Exercise task> Repeat exactly, and only, the lines from the one holding "Read all visible content and emit it as JSON." through the last line of the records below.

# START OF Given entries

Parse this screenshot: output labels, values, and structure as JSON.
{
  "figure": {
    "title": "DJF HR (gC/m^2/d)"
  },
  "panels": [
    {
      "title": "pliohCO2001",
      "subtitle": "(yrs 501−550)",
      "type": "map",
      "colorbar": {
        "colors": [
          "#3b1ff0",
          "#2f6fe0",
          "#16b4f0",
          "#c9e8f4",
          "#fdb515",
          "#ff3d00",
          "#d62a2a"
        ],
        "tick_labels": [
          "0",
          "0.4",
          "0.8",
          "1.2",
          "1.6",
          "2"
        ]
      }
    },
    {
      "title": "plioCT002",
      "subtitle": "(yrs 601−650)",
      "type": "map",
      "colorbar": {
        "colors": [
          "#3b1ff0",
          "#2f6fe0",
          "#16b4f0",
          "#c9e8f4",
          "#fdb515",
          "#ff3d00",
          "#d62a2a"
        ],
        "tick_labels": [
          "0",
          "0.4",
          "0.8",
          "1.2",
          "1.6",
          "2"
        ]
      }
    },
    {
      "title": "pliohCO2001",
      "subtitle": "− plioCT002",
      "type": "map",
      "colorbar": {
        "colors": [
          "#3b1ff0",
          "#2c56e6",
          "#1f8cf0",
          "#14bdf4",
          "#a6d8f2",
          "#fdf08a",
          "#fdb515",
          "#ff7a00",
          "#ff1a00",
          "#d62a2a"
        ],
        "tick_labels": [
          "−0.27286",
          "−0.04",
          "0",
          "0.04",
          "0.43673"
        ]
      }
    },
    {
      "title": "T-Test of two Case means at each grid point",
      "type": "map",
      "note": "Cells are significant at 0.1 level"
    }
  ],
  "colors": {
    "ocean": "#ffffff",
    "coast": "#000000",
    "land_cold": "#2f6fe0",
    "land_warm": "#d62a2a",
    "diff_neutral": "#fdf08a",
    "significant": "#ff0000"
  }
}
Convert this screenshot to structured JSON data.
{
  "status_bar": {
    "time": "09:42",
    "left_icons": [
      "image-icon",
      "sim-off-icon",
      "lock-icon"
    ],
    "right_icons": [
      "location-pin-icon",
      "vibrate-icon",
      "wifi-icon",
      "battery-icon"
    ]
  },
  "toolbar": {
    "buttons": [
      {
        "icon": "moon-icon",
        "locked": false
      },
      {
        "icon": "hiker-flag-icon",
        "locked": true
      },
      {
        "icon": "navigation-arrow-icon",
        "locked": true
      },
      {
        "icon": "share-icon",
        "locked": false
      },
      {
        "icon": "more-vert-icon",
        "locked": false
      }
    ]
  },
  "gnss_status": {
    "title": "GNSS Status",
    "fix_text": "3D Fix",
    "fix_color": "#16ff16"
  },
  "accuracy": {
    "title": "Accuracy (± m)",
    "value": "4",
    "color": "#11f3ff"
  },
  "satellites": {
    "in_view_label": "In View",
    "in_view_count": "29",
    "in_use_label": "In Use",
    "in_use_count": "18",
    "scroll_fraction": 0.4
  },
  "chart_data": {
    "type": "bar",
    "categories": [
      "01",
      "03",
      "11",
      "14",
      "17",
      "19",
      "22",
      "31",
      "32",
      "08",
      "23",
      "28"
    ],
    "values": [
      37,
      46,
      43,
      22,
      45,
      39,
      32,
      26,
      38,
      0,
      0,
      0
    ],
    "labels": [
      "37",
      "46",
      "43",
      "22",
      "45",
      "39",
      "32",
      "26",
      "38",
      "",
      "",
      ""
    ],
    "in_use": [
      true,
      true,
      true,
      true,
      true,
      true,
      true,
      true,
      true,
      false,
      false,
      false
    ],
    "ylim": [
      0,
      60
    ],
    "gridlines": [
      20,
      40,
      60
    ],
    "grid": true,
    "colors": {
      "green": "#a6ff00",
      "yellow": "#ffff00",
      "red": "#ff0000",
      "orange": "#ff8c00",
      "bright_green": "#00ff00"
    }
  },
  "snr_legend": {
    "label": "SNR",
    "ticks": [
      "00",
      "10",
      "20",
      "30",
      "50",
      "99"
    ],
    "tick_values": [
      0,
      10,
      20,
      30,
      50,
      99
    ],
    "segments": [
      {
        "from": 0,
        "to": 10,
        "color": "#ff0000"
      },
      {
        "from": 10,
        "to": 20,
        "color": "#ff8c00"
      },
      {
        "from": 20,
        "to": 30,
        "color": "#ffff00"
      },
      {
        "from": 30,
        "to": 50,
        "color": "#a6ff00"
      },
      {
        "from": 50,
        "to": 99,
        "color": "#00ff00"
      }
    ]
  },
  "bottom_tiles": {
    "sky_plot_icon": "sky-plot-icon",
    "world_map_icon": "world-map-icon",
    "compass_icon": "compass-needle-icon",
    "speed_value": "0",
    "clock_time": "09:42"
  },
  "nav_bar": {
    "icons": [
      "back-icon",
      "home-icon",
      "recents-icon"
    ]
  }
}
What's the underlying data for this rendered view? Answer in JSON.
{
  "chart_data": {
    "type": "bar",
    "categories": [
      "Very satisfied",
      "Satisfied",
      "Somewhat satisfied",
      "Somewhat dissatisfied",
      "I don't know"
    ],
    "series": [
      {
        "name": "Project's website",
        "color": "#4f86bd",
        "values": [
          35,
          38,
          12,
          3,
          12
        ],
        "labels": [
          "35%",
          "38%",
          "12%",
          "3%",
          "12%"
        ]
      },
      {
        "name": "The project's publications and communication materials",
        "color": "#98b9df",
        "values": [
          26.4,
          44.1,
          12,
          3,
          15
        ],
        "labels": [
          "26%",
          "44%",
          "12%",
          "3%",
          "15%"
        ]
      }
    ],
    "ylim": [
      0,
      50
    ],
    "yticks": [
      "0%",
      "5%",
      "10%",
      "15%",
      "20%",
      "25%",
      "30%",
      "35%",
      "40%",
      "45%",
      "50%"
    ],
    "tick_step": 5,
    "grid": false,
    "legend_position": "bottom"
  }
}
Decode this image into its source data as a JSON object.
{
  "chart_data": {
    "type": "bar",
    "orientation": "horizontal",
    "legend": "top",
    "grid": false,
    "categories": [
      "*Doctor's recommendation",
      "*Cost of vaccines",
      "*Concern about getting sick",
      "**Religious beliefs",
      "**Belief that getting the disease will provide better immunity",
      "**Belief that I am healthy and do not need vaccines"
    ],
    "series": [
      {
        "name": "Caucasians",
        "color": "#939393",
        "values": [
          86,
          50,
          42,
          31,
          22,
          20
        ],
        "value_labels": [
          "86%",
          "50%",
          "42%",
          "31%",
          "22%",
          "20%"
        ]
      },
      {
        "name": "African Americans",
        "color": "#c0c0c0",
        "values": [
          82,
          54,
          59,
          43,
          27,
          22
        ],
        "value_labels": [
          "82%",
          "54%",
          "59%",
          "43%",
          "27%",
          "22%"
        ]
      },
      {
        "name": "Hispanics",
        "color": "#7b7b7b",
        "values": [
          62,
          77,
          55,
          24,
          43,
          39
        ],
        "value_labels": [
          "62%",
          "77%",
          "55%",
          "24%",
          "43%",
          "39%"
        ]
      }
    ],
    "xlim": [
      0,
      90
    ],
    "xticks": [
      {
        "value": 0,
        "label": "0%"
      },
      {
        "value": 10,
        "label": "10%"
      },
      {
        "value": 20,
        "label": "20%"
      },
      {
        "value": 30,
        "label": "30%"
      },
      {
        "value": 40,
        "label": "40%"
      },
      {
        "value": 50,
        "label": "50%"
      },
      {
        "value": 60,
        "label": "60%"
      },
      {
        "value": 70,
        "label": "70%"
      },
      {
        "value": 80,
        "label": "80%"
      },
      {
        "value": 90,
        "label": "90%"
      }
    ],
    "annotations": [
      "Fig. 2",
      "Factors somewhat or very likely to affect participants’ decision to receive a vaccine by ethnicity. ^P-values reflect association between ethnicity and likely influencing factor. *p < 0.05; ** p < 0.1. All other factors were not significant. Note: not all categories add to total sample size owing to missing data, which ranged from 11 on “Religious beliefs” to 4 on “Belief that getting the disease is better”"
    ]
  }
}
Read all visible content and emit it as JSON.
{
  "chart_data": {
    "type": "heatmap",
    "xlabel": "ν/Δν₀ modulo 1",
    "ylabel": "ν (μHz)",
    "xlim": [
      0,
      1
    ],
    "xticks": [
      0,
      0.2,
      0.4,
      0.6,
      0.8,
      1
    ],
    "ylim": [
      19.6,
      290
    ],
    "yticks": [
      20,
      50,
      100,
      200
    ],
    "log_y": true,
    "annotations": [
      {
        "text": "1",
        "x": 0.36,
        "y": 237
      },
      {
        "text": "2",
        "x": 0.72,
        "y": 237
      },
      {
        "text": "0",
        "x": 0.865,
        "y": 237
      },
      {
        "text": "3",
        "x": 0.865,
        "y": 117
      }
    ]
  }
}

# END OF Given entries

Output of the task>
Read all visible content and emit it as JSON.
{
  "chart_data": {
    "type": "heatmap",
    "xlabel": "ν/Δν₀ modulo 1",
    "ylabel": "ν (μHz)",
    "xlim": [
      0,
      1
    ],
    "xticks": [
      0,
      0.2,
      0.4,
      0.6,
      0.8,
      1
    ],
    "ylim": [
      19.6,
      290
    ],
    "yticks": [
      20,
      50,
      100,
      200
    ],
    "log_y": true,
    "annotations": [
      {
        "text": "1",
        "x": 0.36,
        "y": 237
      },
      {
        "text": "2",
        "x": 0.72,
        "y": 237
      },
      {
        "text": "0",
        "x": 0.865,
        "y": 237
      },
      {
        "text": "3",
        "x": 0.865,
        "y": 117
      }
    ]
  }
}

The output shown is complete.